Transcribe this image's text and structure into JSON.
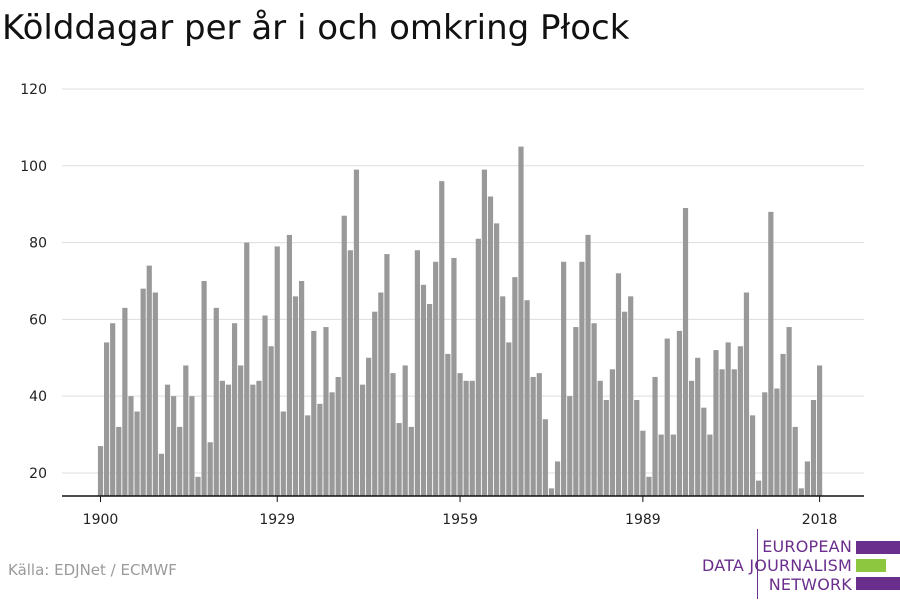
{
  "header": {
    "title": "Kölddagar per år i och omkring Płock"
  },
  "footer": {
    "source": "Källa: EDJNet / ECMWF"
  },
  "logo": {
    "line1": "EUROPEAN",
    "line2": "DATA JOURNALISM",
    "line3": "NETWORK",
    "colors": {
      "purple": "#6a2e8c",
      "green": "#8dc63f"
    }
  },
  "chart_data": {
    "type": "bar",
    "title": "Kölddagar per år i och omkring Płock",
    "xlabel": "",
    "ylabel": "",
    "ylim": [
      14,
      120
    ],
    "yticks": [
      20,
      40,
      60,
      80,
      100,
      120
    ],
    "xticks": [
      "1900",
      "1929",
      "1959",
      "1989",
      "2018"
    ],
    "grid": true,
    "bar_color": "#999999",
    "x": [
      1900,
      1901,
      1902,
      1903,
      1904,
      1905,
      1906,
      1907,
      1908,
      1909,
      1910,
      1911,
      1912,
      1913,
      1914,
      1915,
      1916,
      1917,
      1918,
      1919,
      1920,
      1921,
      1922,
      1923,
      1924,
      1925,
      1926,
      1927,
      1928,
      1929,
      1930,
      1931,
      1932,
      1933,
      1934,
      1935,
      1936,
      1937,
      1938,
      1939,
      1940,
      1941,
      1942,
      1943,
      1944,
      1945,
      1946,
      1947,
      1948,
      1949,
      1950,
      1951,
      1952,
      1953,
      1954,
      1955,
      1956,
      1957,
      1958,
      1959,
      1960,
      1961,
      1962,
      1963,
      1964,
      1965,
      1966,
      1967,
      1968,
      1969,
      1970,
      1971,
      1972,
      1973,
      1974,
      1975,
      1976,
      1977,
      1978,
      1979,
      1980,
      1981,
      1982,
      1983,
      1984,
      1985,
      1986,
      1987,
      1988,
      1989,
      1990,
      1991,
      1992,
      1993,
      1994,
      1995,
      1996,
      1997,
      1998,
      1999,
      2000,
      2001,
      2002,
      2003,
      2004,
      2005,
      2006,
      2007,
      2008,
      2009,
      2010,
      2011,
      2012,
      2013,
      2014,
      2015,
      2016,
      2017,
      2018
    ],
    "values": [
      27,
      54,
      59,
      32,
      63,
      40,
      36,
      68,
      74,
      67,
      25,
      43,
      40,
      32,
      48,
      40,
      19,
      70,
      28,
      63,
      44,
      43,
      59,
      48,
      80,
      43,
      44,
      61,
      53,
      79,
      36,
      82,
      66,
      70,
      35,
      57,
      38,
      58,
      41,
      45,
      87,
      78,
      99,
      43,
      50,
      62,
      67,
      77,
      46,
      33,
      48,
      32,
      78,
      69,
      64,
      75,
      96,
      51,
      76,
      46,
      44,
      44,
      81,
      99,
      92,
      85,
      66,
      54,
      71,
      105,
      65,
      45,
      46,
      34,
      16,
      23,
      75,
      40,
      58,
      75,
      82,
      59,
      44,
      39,
      47,
      72,
      62,
      66,
      39,
      31,
      19,
      45,
      30,
      55,
      30,
      57,
      89,
      44,
      50,
      37,
      30,
      52,
      47,
      54,
      47,
      53,
      67,
      35,
      18,
      41,
      88,
      42,
      51,
      58,
      32,
      16,
      23,
      39,
      48
    ]
  }
}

★ ★ ★ ★ ★ ★ ★

[WHAT THIS TASK INVOLVES] List every line above containing the word "omkring".

[THE OUTPUT]
    "title": "Kölddagar per år i och omkring Płock"
    "title": "Kölddagar per år i och omkring Płock",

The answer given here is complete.